_Exercise instructions_: Quote the records in full and leave their pictures out.

Stored dataset items
● ● ● ●
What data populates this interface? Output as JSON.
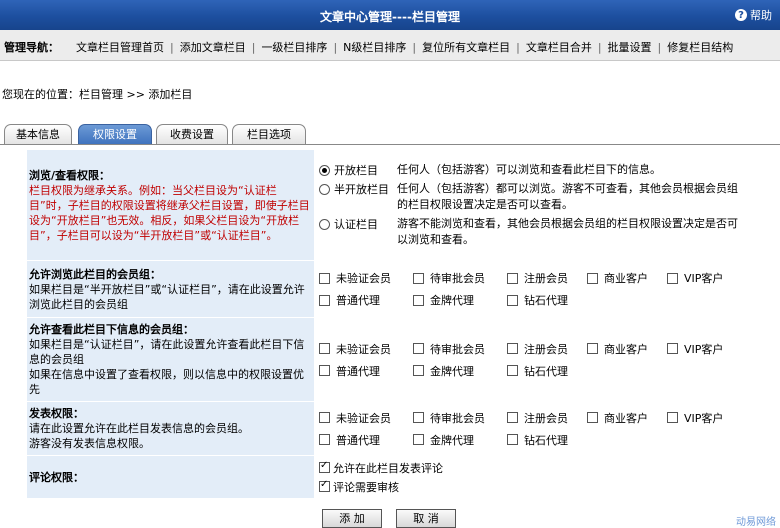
{
  "header": {
    "title": "文章中心管理----栏目管理",
    "help_label": "帮助",
    "help_glyph": "?"
  },
  "nav": {
    "label": "管理导航：",
    "links": [
      "文章栏目管理首页",
      "添加文章栏目",
      "一级栏目排序",
      "N级栏目排序",
      "复位所有文章栏目",
      "文章栏目合并",
      "批量设置",
      "修复栏目结构"
    ],
    "separator": "|"
  },
  "location": "您现在的位置：栏目管理 >> 添加栏目",
  "tabs": [
    {
      "label": "基本信息",
      "active": false
    },
    {
      "label": "权限设置",
      "active": true
    },
    {
      "label": "收费设置",
      "active": false
    },
    {
      "label": "栏目选项",
      "active": false
    }
  ],
  "permission": {
    "title": "浏览/查看权限：",
    "note": "栏目权限为继承关系。例如：当父栏目设为“认证栏目”时，子栏目的权限设置将继承父栏目设置，即使子栏目设为“开放栏目”也无效。相反，如果父栏目设为“开放栏目”，子栏目可以设为“半开放栏目”或“认证栏目”。",
    "options": [
      {
        "label": "开放栏目",
        "desc": "任何人（包括游客）可以浏览和查看此栏目下的信息。",
        "selected": true
      },
      {
        "label": "半开放栏目",
        "desc": "任何人（包括游客）都可以浏览。游客不可查看，其他会员根据会员组的栏目权限设置决定是否可以查看。",
        "selected": false
      },
      {
        "label": "认证栏目",
        "desc": "游客不能浏览和查看，其他会员根据会员组的栏目权限设置决定是否可以浏览和查看。",
        "selected": false
      }
    ]
  },
  "groups": [
    "未验证会员",
    "待审批会员",
    "注册会员",
    "商业客户",
    "VIP客户",
    "普通代理",
    "金牌代理",
    "钻石代理"
  ],
  "sections": [
    {
      "title": "允许浏览此栏目的会员组：",
      "desc": "如果栏目是“半开放栏目”或“认证栏目”，请在此设置允许浏览此栏目的会员组"
    },
    {
      "title": "允许查看此栏目下信息的会员组：",
      "desc": "如果栏目是“认证栏目”，请在此设置允许查看此栏目下信息的会员组",
      "desc2": "如果在信息中设置了查看权限，则以信息中的权限设置优先"
    },
    {
      "title": "发表权限：",
      "desc": "请在此设置允许在此栏目发表信息的会员组。",
      "desc2": "游客没有发表信息权限。"
    }
  ],
  "comment": {
    "title": "评论权限：",
    "options": [
      {
        "label": "允许在此栏目发表评论",
        "checked": true
      },
      {
        "label": "评论需要审核",
        "checked": true
      }
    ]
  },
  "buttons": {
    "add": "添 加",
    "cancel": "取 消"
  },
  "watermark": "动易网络",
  "colors": {
    "header_blue": "#1d4f9f",
    "label_bg": "#e3edf8",
    "note_red": "#c00000",
    "active_tab": "#3f73be"
  }
}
● ● ● ●
_Written answer_:
What data populates this interface? Output as JSON.
{
  "header": {
    "title": "文章中心管理----栏目管理",
    "help_label": "帮助",
    "help_glyph": "?"
  },
  "nav": {
    "label": "管理导航：",
    "links": [
      "文章栏目管理首页",
      "添加文章栏目",
      "一级栏目排序",
      "N级栏目排序",
      "复位所有文章栏目",
      "文章栏目合并",
      "批量设置",
      "修复栏目结构"
    ],
    "separator": "|"
  },
  "location": "您现在的位置：栏目管理 >> 添加栏目",
  "tabs": [
    {
      "label": "基本信息",
      "active": false
    },
    {
      "label": "权限设置",
      "active": true
    },
    {
      "label": "收费设置",
      "active": false
    },
    {
      "label": "栏目选项",
      "active": false
    }
  ],
  "permission": {
    "title": "浏览/查看权限：",
    "note": "栏目权限为继承关系。例如：当父栏目设为“认证栏目”时，子栏目的权限设置将继承父栏目设置，即使子栏目设为“开放栏目”也无效。相反，如果父栏目设为“开放栏目”，子栏目可以设为“半开放栏目”或“认证栏目”。",
    "options": [
      {
        "label": "开放栏目",
        "desc": "任何人（包括游客）可以浏览和查看此栏目下的信息。",
        "selected": true
      },
      {
        "label": "半开放栏目",
        "desc": "任何人（包括游客）都可以浏览。游客不可查看，其他会员根据会员组的栏目权限设置决定是否可以查看。",
        "selected": false
      },
      {
        "label": "认证栏目",
        "desc": "游客不能浏览和查看，其他会员根据会员组的栏目权限设置决定是否可以浏览和查看。",
        "selected": false
      }
    ]
  },
  "groups": [
    "未验证会员",
    "待审批会员",
    "注册会员",
    "商业客户",
    "VIP客户",
    "普通代理",
    "金牌代理",
    "钻石代理"
  ],
  "sections": [
    {
      "title": "允许浏览此栏目的会员组：",
      "desc": "如果栏目是“半开放栏目”或“认证栏目”，请在此设置允许浏览此栏目的会员组"
    },
    {
      "title": "允许查看此栏目下信息的会员组：",
      "desc": "如果栏目是“认证栏目”，请在此设置允许查看此栏目下信息的会员组",
      "desc2": "如果在信息中设置了查看权限，则以信息中的权限设置优先"
    },
    {
      "title": "发表权限：",
      "desc": "请在此设置允许在此栏目发表信息的会员组。",
      "desc2": "游客没有发表信息权限。"
    }
  ],
  "comment": {
    "title": "评论权限：",
    "options": [
      {
        "label": "允许在此栏目发表评论",
        "checked": true
      },
      {
        "label": "评论需要审核",
        "checked": true
      }
    ]
  },
  "buttons": {
    "add": "添 加",
    "cancel": "取 消"
  },
  "watermark": "动易网络",
  "colors": {
    "header_blue": "#1d4f9f",
    "label_bg": "#e3edf8",
    "note_red": "#c00000",
    "active_tab": "#3f73be"
  }
}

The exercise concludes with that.